» **MATERIAL FOR THE TASK**:
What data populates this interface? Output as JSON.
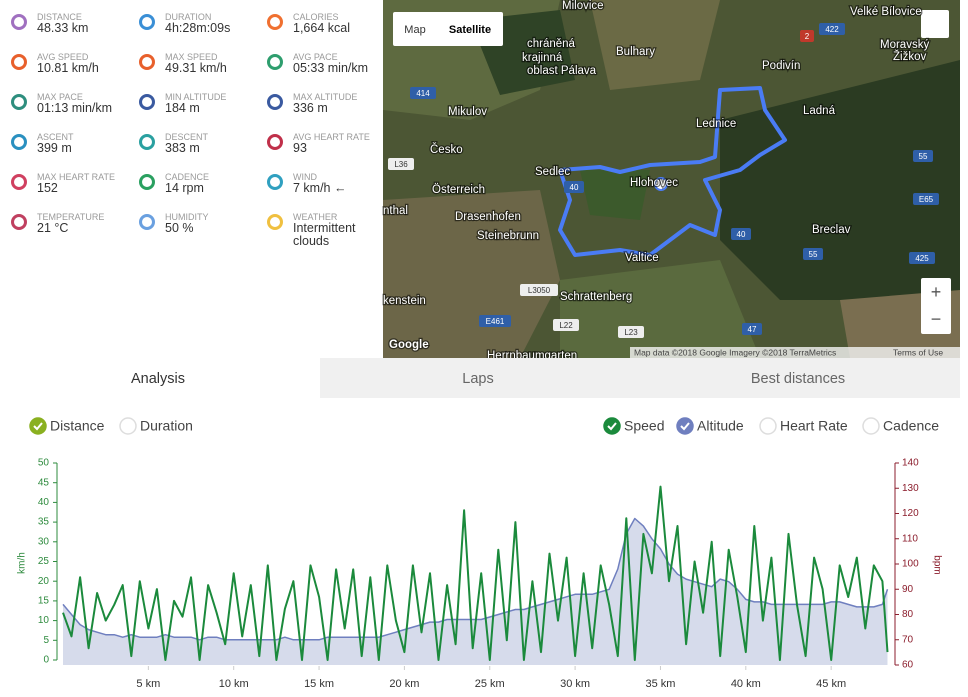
{
  "stats": [
    {
      "label": "DISTANCE",
      "value": "48.33 km",
      "color": "#a070c0"
    },
    {
      "label": "DURATION",
      "value": "4h:28m:09s",
      "color": "#3a8fd6"
    },
    {
      "label": "CALORIES",
      "value": "1,664 kcal",
      "color": "#f07030"
    },
    {
      "label": "AVG SPEED",
      "value": "10.81 km/h",
      "color": "#e8602c"
    },
    {
      "label": "MAX SPEED",
      "value": "49.31 km/h",
      "color": "#e8602c"
    },
    {
      "label": "AVG PACE",
      "value": "05:33 min/km",
      "color": "#2e9e6e"
    },
    {
      "label": "MAX PACE",
      "value": "01:13 min/km",
      "color": "#2e8e7e"
    },
    {
      "label": "MIN ALTITUDE",
      "value": "184 m",
      "color": "#3a5aa0"
    },
    {
      "label": "MAX ALTITUDE",
      "value": "336 m",
      "color": "#3a5aa0"
    },
    {
      "label": "ASCENT",
      "value": "399 m",
      "color": "#2a90c0"
    },
    {
      "label": "DESCENT",
      "value": "383 m",
      "color": "#2aa0a0"
    },
    {
      "label": "AVG HEART RATE",
      "value": "93",
      "color": "#c0304a"
    },
    {
      "label": "MAX HEART RATE",
      "value": "152",
      "color": "#d04060"
    },
    {
      "label": "CADENCE",
      "value": "14 rpm",
      "color": "#2aa060"
    },
    {
      "label": "WIND",
      "value": "7 km/h ←",
      "color": "#30a0c0"
    },
    {
      "label": "TEMPERATURE",
      "value": "21 °C",
      "color": "#c04060"
    },
    {
      "label": "HUMIDITY",
      "value": "50 %",
      "color": "#6aa0e0"
    },
    {
      "label": "WEATHER",
      "value": "Intermittent clouds",
      "color": "#f0c040"
    }
  ],
  "map": {
    "buttons": [
      "Map",
      "Satellite"
    ],
    "places": [
      "Milovice",
      "Velké Bílovice",
      "Moravský",
      "Žižkov",
      "chráněná",
      "krajinná",
      "oblast Pálava",
      "Bulhary",
      "Podivín",
      "Mikulov",
      "Ladná",
      "Lednice",
      "Česko",
      "Sedlec",
      "Hlohovec",
      "Österreich",
      "nthal",
      "Drasenhofen",
      "Steinebrunn",
      "Breclav",
      "Valtice",
      "Schrattenberg",
      "kenstein",
      "Herrnbaumgarten"
    ],
    "roads": [
      "414",
      "422",
      "2",
      "55",
      "E65",
      "40",
      "40",
      "55",
      "425",
      "L36",
      "L3050",
      "L22",
      "L23",
      "E461",
      "47"
    ],
    "zoom": [
      "+",
      "−"
    ],
    "logo": "Google",
    "attribution": "Map data ©2018 Google Imagery ©2018 TerraMetrics",
    "terms": "Terms of Use"
  },
  "tabs": [
    {
      "label": "Analysis",
      "active": true
    },
    {
      "label": "Laps",
      "active": false
    },
    {
      "label": "Best distances",
      "active": false
    }
  ],
  "chart_data": {
    "type": "line",
    "x_options": [
      {
        "label": "Distance",
        "checked": true,
        "color": "#8ab020"
      },
      {
        "label": "Duration",
        "checked": false,
        "color": "#8ab020"
      }
    ],
    "other_series": [
      "Heart Rate",
      "Cadence"
    ],
    "y_label": "km/h",
    "y2_label": "bpm",
    "y_color": "#2e8b3e",
    "y2_color": "#8b1d2c",
    "xlim": [
      0,
      48.33
    ],
    "xticks": [
      {
        "value": 5,
        "label": "5 km"
      },
      {
        "value": 10,
        "label": "10 km"
      },
      {
        "value": 15,
        "label": "15 km"
      },
      {
        "value": 20,
        "label": "20 km"
      },
      {
        "value": 25,
        "label": "25 km"
      },
      {
        "value": 30,
        "label": "30 km"
      },
      {
        "value": 35,
        "label": "35 km"
      },
      {
        "value": 40,
        "label": "40 km"
      },
      {
        "value": 45,
        "label": "45 km"
      }
    ],
    "ylim": [
      0,
      50
    ],
    "yticks": [
      0,
      5,
      10,
      15,
      20,
      25,
      30,
      35,
      40,
      45,
      50
    ],
    "y2lim": [
      60,
      140
    ],
    "y2ticks": [
      60,
      70,
      80,
      90,
      100,
      110,
      120,
      130,
      140
    ],
    "x": [
      0,
      0.5,
      1,
      1.5,
      2,
      2.5,
      3,
      3.5,
      4,
      4.5,
      5,
      5.5,
      6,
      6.5,
      7,
      7.5,
      8,
      8.5,
      9,
      9.5,
      10,
      10.5,
      11,
      11.5,
      12,
      12.5,
      13,
      13.5,
      14,
      14.5,
      15,
      15.5,
      16,
      16.5,
      17,
      17.5,
      18,
      18.5,
      19,
      19.5,
      20,
      20.5,
      21,
      21.5,
      22,
      22.5,
      23,
      23.5,
      24,
      24.5,
      25,
      25.5,
      26,
      26.5,
      27,
      27.5,
      28,
      28.5,
      29,
      29.5,
      30,
      30.5,
      31,
      31.5,
      32,
      32.5,
      33,
      33.5,
      34,
      34.5,
      35,
      35.5,
      36,
      36.5,
      37,
      37.5,
      38,
      38.5,
      39,
      39.5,
      40,
      40.5,
      41,
      41.5,
      42,
      42.5,
      43,
      43.5,
      44,
      44.5,
      45,
      45.5,
      46,
      46.5,
      47,
      47.5,
      48,
      48.3
    ],
    "series": [
      {
        "name": "Speed",
        "color": "#1b8a3c",
        "checked": true,
        "values": [
          12,
          6,
          21,
          3,
          17,
          10,
          14,
          19,
          1,
          20,
          8,
          18,
          0,
          15,
          11,
          21,
          0,
          19,
          12,
          4,
          22,
          6,
          19,
          1,
          24,
          0,
          13,
          20,
          0,
          24,
          16,
          0,
          23,
          8,
          23,
          1,
          21,
          0,
          24,
          10,
          2,
          24,
          7,
          22,
          0,
          19,
          4,
          38,
          3,
          22,
          0,
          28,
          5,
          35,
          0,
          20,
          2,
          27,
          10,
          26,
          1,
          22,
          3,
          24,
          14,
          1,
          36,
          0,
          32,
          22,
          44,
          20,
          34,
          4,
          25,
          12,
          30,
          1,
          28,
          16,
          2,
          34,
          10,
          26,
          0,
          32,
          14,
          1,
          26,
          18,
          0,
          24,
          16,
          26,
          8,
          24,
          20,
          2
        ]
      },
      {
        "name": "Altitude",
        "color": "#6f7fbf",
        "fill": "#d6dbeb",
        "axis": "y2",
        "checked": true,
        "values": [
          84,
          80,
          76,
          74,
          73,
          72,
          72,
          71,
          72,
          71,
          71,
          71,
          72,
          71,
          71,
          71,
          70,
          71,
          71,
          70,
          70,
          70,
          70,
          70,
          70,
          70,
          71,
          70,
          70,
          70,
          70,
          71,
          71,
          71,
          71,
          71,
          71,
          71,
          72,
          73,
          74,
          75,
          76,
          77,
          77,
          78,
          78,
          78,
          78,
          78,
          79,
          80,
          81,
          82,
          82,
          83,
          84,
          85,
          86,
          87,
          88,
          88,
          88,
          89,
          90,
          98,
          112,
          118,
          115,
          110,
          106,
          100,
          96,
          94,
          93,
          92,
          91,
          94,
          93,
          90,
          86,
          85,
          85,
          84,
          84,
          84,
          84,
          84,
          84,
          84,
          85,
          85,
          84,
          83,
          83,
          83,
          84,
          90
        ]
      }
    ]
  }
}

» **STATED PROBLEM**: Repeat each record exactly as shown above, dropping all images.

» **TASK RESPONSE**:
What data populates this interface? Output as JSON.
{
  "stats": [
    {
      "label": "DISTANCE",
      "value": "48.33 km",
      "color": "#a070c0"
    },
    {
      "label": "DURATION",
      "value": "4h:28m:09s",
      "color": "#3a8fd6"
    },
    {
      "label": "CALORIES",
      "value": "1,664 kcal",
      "color": "#f07030"
    },
    {
      "label": "AVG SPEED",
      "value": "10.81 km/h",
      "color": "#e8602c"
    },
    {
      "label": "MAX SPEED",
      "value": "49.31 km/h",
      "color": "#e8602c"
    },
    {
      "label": "AVG PACE",
      "value": "05:33 min/km",
      "color": "#2e9e6e"
    },
    {
      "label": "MAX PACE",
      "value": "01:13 min/km",
      "color": "#2e8e7e"
    },
    {
      "label": "MIN ALTITUDE",
      "value": "184 m",
      "color": "#3a5aa0"
    },
    {
      "label": "MAX ALTITUDE",
      "value": "336 m",
      "color": "#3a5aa0"
    },
    {
      "label": "ASCENT",
      "value": "399 m",
      "color": "#2a90c0"
    },
    {
      "label": "DESCENT",
      "value": "383 m",
      "color": "#2aa0a0"
    },
    {
      "label": "AVG HEART RATE",
      "value": "93",
      "color": "#c0304a"
    },
    {
      "label": "MAX HEART RATE",
      "value": "152",
      "color": "#d04060"
    },
    {
      "label": "CADENCE",
      "value": "14 rpm",
      "color": "#2aa060"
    },
    {
      "label": "WIND",
      "value": "7 km/h ←",
      "color": "#30a0c0"
    },
    {
      "label": "TEMPERATURE",
      "value": "21 °C",
      "color": "#c04060"
    },
    {
      "label": "HUMIDITY",
      "value": "50 %",
      "color": "#6aa0e0"
    },
    {
      "label": "WEATHER",
      "value": "Intermittent clouds",
      "color": "#f0c040"
    }
  ],
  "map": {
    "buttons": [
      "Map",
      "Satellite"
    ],
    "places": [
      "Milovice",
      "Velké Bílovice",
      "Moravský",
      "Žižkov",
      "chráněná",
      "krajinná",
      "oblast Pálava",
      "Bulhary",
      "Podivín",
      "Mikulov",
      "Ladná",
      "Lednice",
      "Česko",
      "Sedlec",
      "Hlohovec",
      "Österreich",
      "nthal",
      "Drasenhofen",
      "Steinebrunn",
      "Breclav",
      "Valtice",
      "Schrattenberg",
      "kenstein",
      "Herrnbaumgarten"
    ],
    "roads": [
      "414",
      "422",
      "2",
      "55",
      "E65",
      "40",
      "40",
      "55",
      "425",
      "L36",
      "L3050",
      "L22",
      "L23",
      "E461",
      "47"
    ],
    "zoom": [
      "+",
      "−"
    ],
    "logo": "Google",
    "attribution": "Map data ©2018 Google Imagery ©2018 TerraMetrics",
    "terms": "Terms of Use"
  },
  "tabs": [
    {
      "label": "Analysis",
      "active": true
    },
    {
      "label": "Laps",
      "active": false
    },
    {
      "label": "Best distances",
      "active": false
    }
  ],
  "chart_data": {
    "type": "line",
    "x_options": [
      {
        "label": "Distance",
        "checked": true,
        "color": "#8ab020"
      },
      {
        "label": "Duration",
        "checked": false,
        "color": "#8ab020"
      }
    ],
    "other_series": [
      "Heart Rate",
      "Cadence"
    ],
    "y_label": "km/h",
    "y2_label": "bpm",
    "y_color": "#2e8b3e",
    "y2_color": "#8b1d2c",
    "xlim": [
      0,
      48.33
    ],
    "xticks": [
      {
        "value": 5,
        "label": "5 km"
      },
      {
        "value": 10,
        "label": "10 km"
      },
      {
        "value": 15,
        "label": "15 km"
      },
      {
        "value": 20,
        "label": "20 km"
      },
      {
        "value": 25,
        "label": "25 km"
      },
      {
        "value": 30,
        "label": "30 km"
      },
      {
        "value": 35,
        "label": "35 km"
      },
      {
        "value": 40,
        "label": "40 km"
      },
      {
        "value": 45,
        "label": "45 km"
      }
    ],
    "ylim": [
      0,
      50
    ],
    "yticks": [
      0,
      5,
      10,
      15,
      20,
      25,
      30,
      35,
      40,
      45,
      50
    ],
    "y2lim": [
      60,
      140
    ],
    "y2ticks": [
      60,
      70,
      80,
      90,
      100,
      110,
      120,
      130,
      140
    ],
    "x": [
      0,
      0.5,
      1,
      1.5,
      2,
      2.5,
      3,
      3.5,
      4,
      4.5,
      5,
      5.5,
      6,
      6.5,
      7,
      7.5,
      8,
      8.5,
      9,
      9.5,
      10,
      10.5,
      11,
      11.5,
      12,
      12.5,
      13,
      13.5,
      14,
      14.5,
      15,
      15.5,
      16,
      16.5,
      17,
      17.5,
      18,
      18.5,
      19,
      19.5,
      20,
      20.5,
      21,
      21.5,
      22,
      22.5,
      23,
      23.5,
      24,
      24.5,
      25,
      25.5,
      26,
      26.5,
      27,
      27.5,
      28,
      28.5,
      29,
      29.5,
      30,
      30.5,
      31,
      31.5,
      32,
      32.5,
      33,
      33.5,
      34,
      34.5,
      35,
      35.5,
      36,
      36.5,
      37,
      37.5,
      38,
      38.5,
      39,
      39.5,
      40,
      40.5,
      41,
      41.5,
      42,
      42.5,
      43,
      43.5,
      44,
      44.5,
      45,
      45.5,
      46,
      46.5,
      47,
      47.5,
      48,
      48.3
    ],
    "series": [
      {
        "name": "Speed",
        "color": "#1b8a3c",
        "checked": true,
        "values": [
          12,
          6,
          21,
          3,
          17,
          10,
          14,
          19,
          1,
          20,
          8,
          18,
          0,
          15,
          11,
          21,
          0,
          19,
          12,
          4,
          22,
          6,
          19,
          1,
          24,
          0,
          13,
          20,
          0,
          24,
          16,
          0,
          23,
          8,
          23,
          1,
          21,
          0,
          24,
          10,
          2,
          24,
          7,
          22,
          0,
          19,
          4,
          38,
          3,
          22,
          0,
          28,
          5,
          35,
          0,
          20,
          2,
          27,
          10,
          26,
          1,
          22,
          3,
          24,
          14,
          1,
          36,
          0,
          32,
          22,
          44,
          20,
          34,
          4,
          25,
          12,
          30,
          1,
          28,
          16,
          2,
          34,
          10,
          26,
          0,
          32,
          14,
          1,
          26,
          18,
          0,
          24,
          16,
          26,
          8,
          24,
          20,
          2
        ]
      },
      {
        "name": "Altitude",
        "color": "#6f7fbf",
        "fill": "#d6dbeb",
        "axis": "y2",
        "checked": true,
        "values": [
          84,
          80,
          76,
          74,
          73,
          72,
          72,
          71,
          72,
          71,
          71,
          71,
          72,
          71,
          71,
          71,
          70,
          71,
          71,
          70,
          70,
          70,
          70,
          70,
          70,
          70,
          71,
          70,
          70,
          70,
          70,
          71,
          71,
          71,
          71,
          71,
          71,
          71,
          72,
          73,
          74,
          75,
          76,
          77,
          77,
          78,
          78,
          78,
          78,
          78,
          79,
          80,
          81,
          82,
          82,
          83,
          84,
          85,
          86,
          87,
          88,
          88,
          88,
          89,
          90,
          98,
          112,
          118,
          115,
          110,
          106,
          100,
          96,
          94,
          93,
          92,
          91,
          94,
          93,
          90,
          86,
          85,
          85,
          84,
          84,
          84,
          84,
          84,
          84,
          84,
          85,
          85,
          84,
          83,
          83,
          83,
          84,
          90
        ]
      }
    ]
  }
}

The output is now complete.